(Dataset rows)
===============
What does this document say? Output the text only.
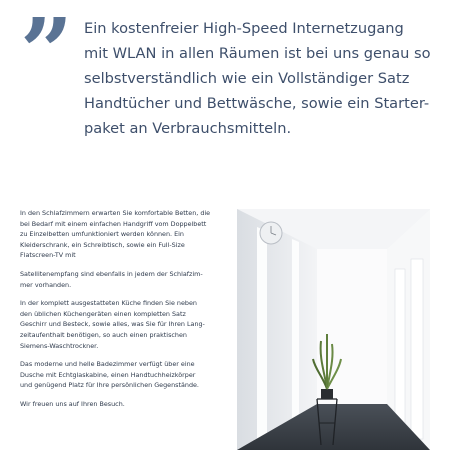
” Ein kostenfreier High-Speed Internetzugang
mit WLAN in allen Räumen ist bei uns genau so
selbstverständlich wie ein Vollständiger Satz
Handtücher und Bettwäsche, sowie ein Starter-
paket an Verbrauchsmitteln.

In den Schlafzimmern erwarten Sie komfortable Betten, die
bei Bedarf mit einem einfachen Handgriff vom Doppelbett
zu Einzelbetten umfunktioniert werden können. Ein
Kleiderschrank, ein Schreibtisch, sowie ein Full-Size
Flatscreen-TV mit

Satellitenempfang sind ebenfalls in jedem der Schlafzim-
mer vorhanden.

In der komplett ausgestatteten Küche finden Sie neben
den üblichen Küchengeräten einen kompletten Satz
Geschirr und Besteck, sowie alles, was Sie für Ihren Lang-
zeitaufenthalt benötigen, so auch einen praktischen
Siemens-Waschtrockner.

Das moderne und helle Badezimmer verfügt über eine
Dusche mit Echtglaskabine, einen Handtuchheizkörper
und genügend Platz für Ihre persönlichen Gegenstände.

Wir freuen uns auf Ihren Besuch.
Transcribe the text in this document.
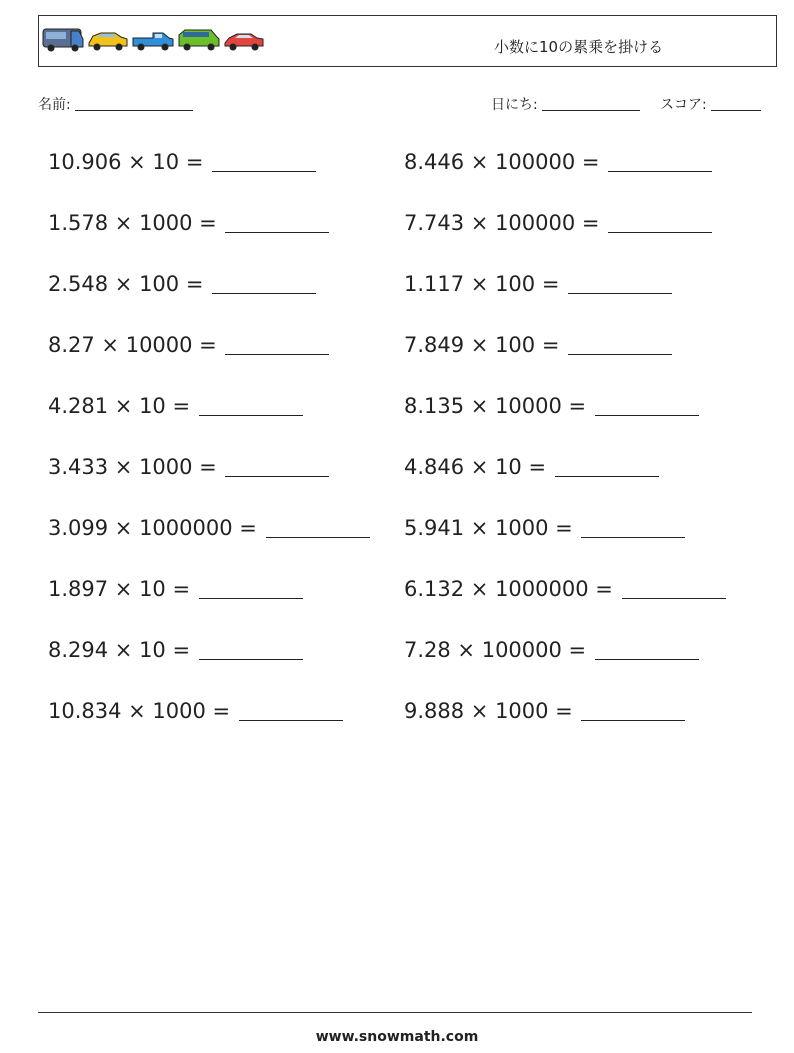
小数に10の累乗を掛ける
名前:	日にち:	スコア:
10.906 × 10 =
1.578 × 1000 =
2.548 × 100 =
8.27 × 10000 =
4.281 × 10 =
3.433 × 1000 =
3.099 × 1000000 =
1.897 × 10 =
8.294 × 10 =
10.834 × 1000 =
8.446 × 100000 =
7.743 × 100000 =
1.117 × 100 =
7.849 × 100 =
8.135 × 10000 =
4.846 × 10 =
5.941 × 1000 =
6.132 × 1000000 =
7.28 × 100000 =
9.888 × 1000 =
www.snowmath.com
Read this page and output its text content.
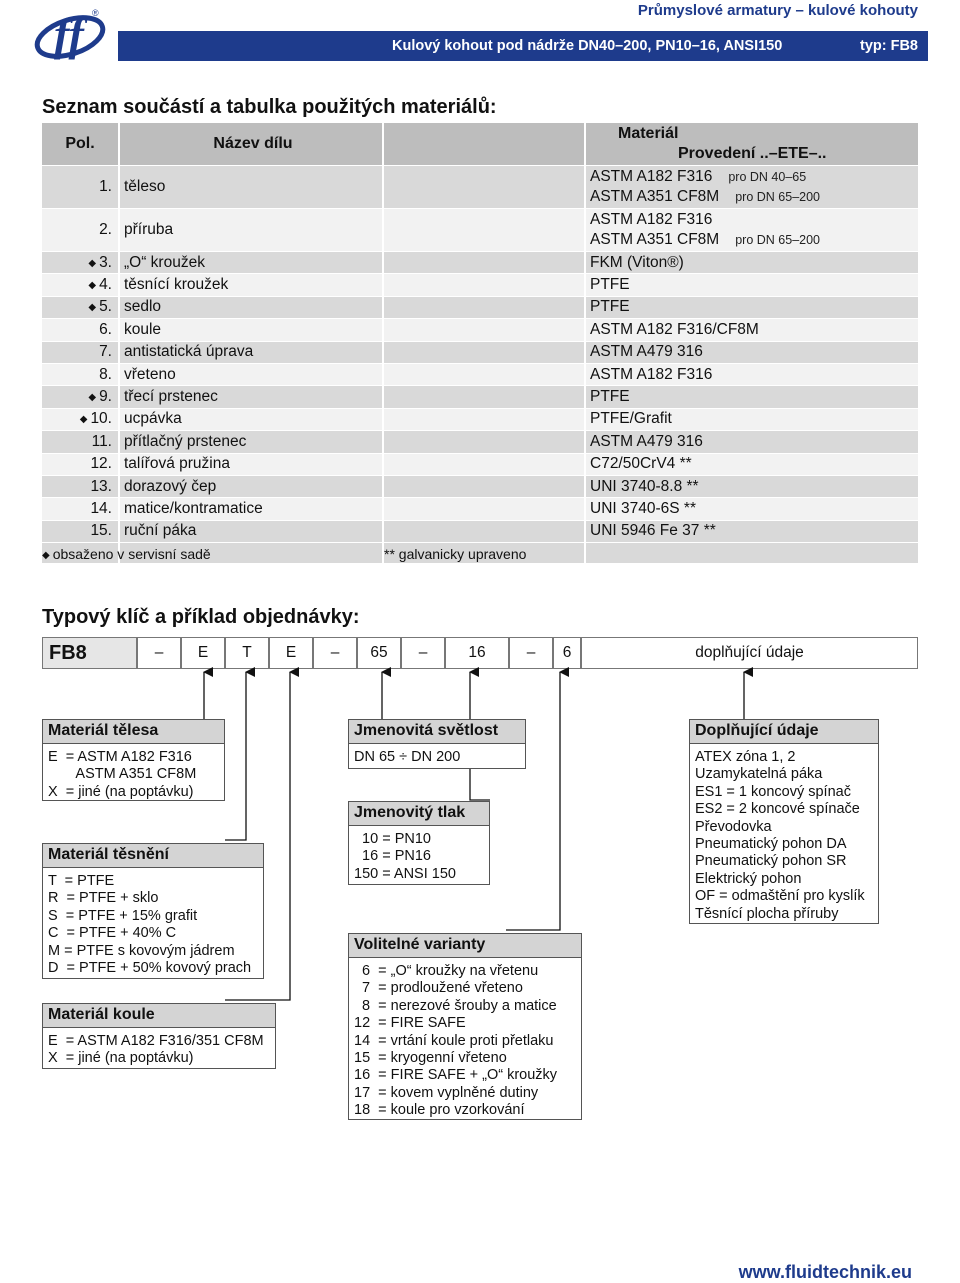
ff ®	Průmyslové armatury – kulové kohouty
Kulový kohout pod nádrže DN40–200, PN10–16, ANSI150	typ: FB8
Seznam součástí a tabulka použitých materiálů:
Pol.	Název dílu		Materiál
Provedení ..–ETE–..

1.	těleso		ASTM A182 F316 pro DN 40–65
ASTM A351 CF8M pro DN 65–200

2.	příruba		ASTM A182 F316
ASTM A351 CF8M pro DN 65–200

◆ 3.	„O“ kroužek		FKM (Viton®)

◆ 4.	těsnící kroužek		PTFE

◆ 5.	sedlo		PTFE

6.	koule		ASTM A182 F316/CF8M

7.	antistatická úprava		ASTM A479 316

8.	vřeteno		ASTM A182 F316

◆ 9.	třecí prstenec		PTFE

◆ 10.	ucpávka		PTFE/Grafit

11.	přítlačný prstenec		ASTM A479 316

12.	talířová pružina		C72/50CrV4 **

13.	dorazový čep		UNI 3740-8.8 **

14.	matice/kontramatice		UNI 3740-6S **

15.	ruční páka		UNI 5946 Fe 37 **

◆ obsaženo v servisní sadě	** galvanicky upraveno
Typový klíč a příklad objednávky:
FB8	–	E	T	E	–	65	–	16	–	6	doplňující údaje
Materiál tělesa
E  = ASTM A182 F316
ASTM A351 CF8M
X  = jiné (na poptávku)
Materiál těsnění
T  = PTFE
R  = PTFE + sklo
S  = PTFE + 15% grafit
C  = PTFE + 40% C
M = PTFE s kovovým jádrem
D  = PTFE + 50% kovový prach
Materiál koule
E  = ASTM A182 F316/351 CF8M
X  = jiné (na poptávku)
Jmenovitá světlost
DN 65 ÷ DN 200
Jmenovitý tlak
10 = PN10
16 = PN16
150 = ANSI 150
Volitelné varianty
6  = „O“ kroužky na vřetenu
7  = prodloužené vřeteno
8  = nerezové šrouby a matice
12  = FIRE SAFE
14  = vrtání koule proti přetlaku
15  = kryogenní vřeteno
16  = FIRE SAFE + „O“ kroužky
17  = kovem vyplněné dutiny
18  = koule pro vzorkování
Doplňující údaje
ATEX zóna 1, 2
Uzamykatelná páka
ES1 = 1 koncový spínač
ES2 = 2 koncové spínače
Převodovka
Pneumatický pohon DA
Pneumatický pohon SR
Elektrický pohon
OF = odmaštění pro kyslík
Těsnící plocha příruby
www.fluidtechnik.eu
===============
- [Aim of the task] Using the material above, return every line exactly as it appears, minus the pictures.

- [Written response]
What does this document say? Output the text only.
” Ein kostenfreier High-Speed Internetzugang
mit WLAN in allen Räumen ist bei uns genau so
selbstverständlich wie ein Vollständiger Satz
Handtücher und Bettwäsche, sowie ein Starter-
paket an Verbrauchsmitteln.

In den Schlafzimmern erwarten Sie komfortable Betten, die
bei Bedarf mit einem einfachen Handgriff vom Doppelbett
zu Einzelbetten umfunktioniert werden können. Ein
Kleiderschrank, ein Schreibtisch, sowie ein Full-Size
Flatscreen-TV mit

Satellitenempfang sind ebenfalls in jedem der Schlafzim-
mer vorhanden.

In der komplett ausgestatteten Küche finden Sie neben
den üblichen Küchengeräten einen kompletten Satz
Geschirr und Besteck, sowie alles, was Sie für Ihren Lang-
zeitaufenthalt benötigen, so auch einen praktischen
Siemens-Waschtrockner.

Das moderne und helle Badezimmer verfügt über eine
Dusche mit Echtglaskabine, einen Handtuchheizkörper
und genügend Platz für Ihre persönlichen Gegenstände.

Wir freuen uns auf Ihren Besuch.
Transcribe the text in this document.
小数に10の累乗を掛ける
名前:	日にち:	スコア:
10.906 × 10 =
1.578 × 1000 =
2.548 × 100 =
8.27 × 10000 =
4.281 × 10 =
3.433 × 1000 =
3.099 × 1000000 =
1.897 × 10 =
8.294 × 10 =
10.834 × 1000 =
8.446 × 100000 =
7.743 × 100000 =
1.117 × 100 =
7.849 × 100 =
8.135 × 10000 =
4.846 × 10 =
5.941 × 1000 =
6.132 × 1000000 =
7.28 × 100000 =
9.888 × 1000 =
www.snowmath.com
Read this page and output its text content.
ff ®	Průmyslové armatury – kulové kohouty
Kulový kohout pod nádrže DN40–200, PN10–16, ANSI150	typ: FB8
Seznam součástí a tabulka použitých materiálů:
Pol.	Název dílu		Materiál
Provedení ..–ETE–..

1.	těleso		ASTM A182 F316 pro DN 40–65
ASTM A351 CF8M pro DN 65–200

2.	příruba		ASTM A182 F316
ASTM A351 CF8M pro DN 65–200

◆ 3.	„O“ kroužek		FKM (Viton®)

◆ 4.	těsnící kroužek		PTFE

◆ 5.	sedlo		PTFE

6.	koule		ASTM A182 F316/CF8M

7.	antistatická úprava		ASTM A479 316

8.	vřeteno		ASTM A182 F316

◆ 9.	třecí prstenec		PTFE

◆ 10.	ucpávka		PTFE/Grafit

11.	přítlačný prstenec		ASTM A479 316

12.	talířová pružina		C72/50CrV4 **

13.	dorazový čep		UNI 3740-8.8 **

14.	matice/kontramatice		UNI 3740-6S **

15.	ruční páka		UNI 5946 Fe 37 **

◆ obsaženo v servisní sadě	** galvanicky upraveno
Typový klíč a příklad objednávky:
FB8	–	E	T	E	–	65	–	16	–	6	doplňující údaje
Materiál tělesa
E  = ASTM A182 F316
ASTM A351 CF8M
X  = jiné (na poptávku)
Materiál těsnění
T  = PTFE
R  = PTFE + sklo
S  = PTFE + 15% grafit
C  = PTFE + 40% C
M = PTFE s kovovým jádrem
D  = PTFE + 50% kovový prach
Materiál koule
E  = ASTM A182 F316/351 CF8M
X  = jiné (na poptávku)
Jmenovitá světlost
DN 65 ÷ DN 200
Jmenovitý tlak
10 = PN10
16 = PN16
150 = ANSI 150
Volitelné varianty
6  = „O“ kroužky na vřetenu
7  = prodloužené vřeteno
8  = nerezové šrouby a matice
12  = FIRE SAFE
14  = vrtání koule proti přetlaku
15  = kryogenní vřeteno
16  = FIRE SAFE + „O“ kroužky
17  = kovem vyplněné dutiny
18  = koule pro vzorkování
Doplňující údaje
ATEX zóna 1, 2
Uzamykatelná páka
ES1 = 1 koncový spínač
ES2 = 2 koncové spínače
Převodovka
Pneumatický pohon DA
Pneumatický pohon SR
Elektrický pohon
OF = odmaštění pro kyslík
Těsnící plocha příruby
www.fluidtechnik.eu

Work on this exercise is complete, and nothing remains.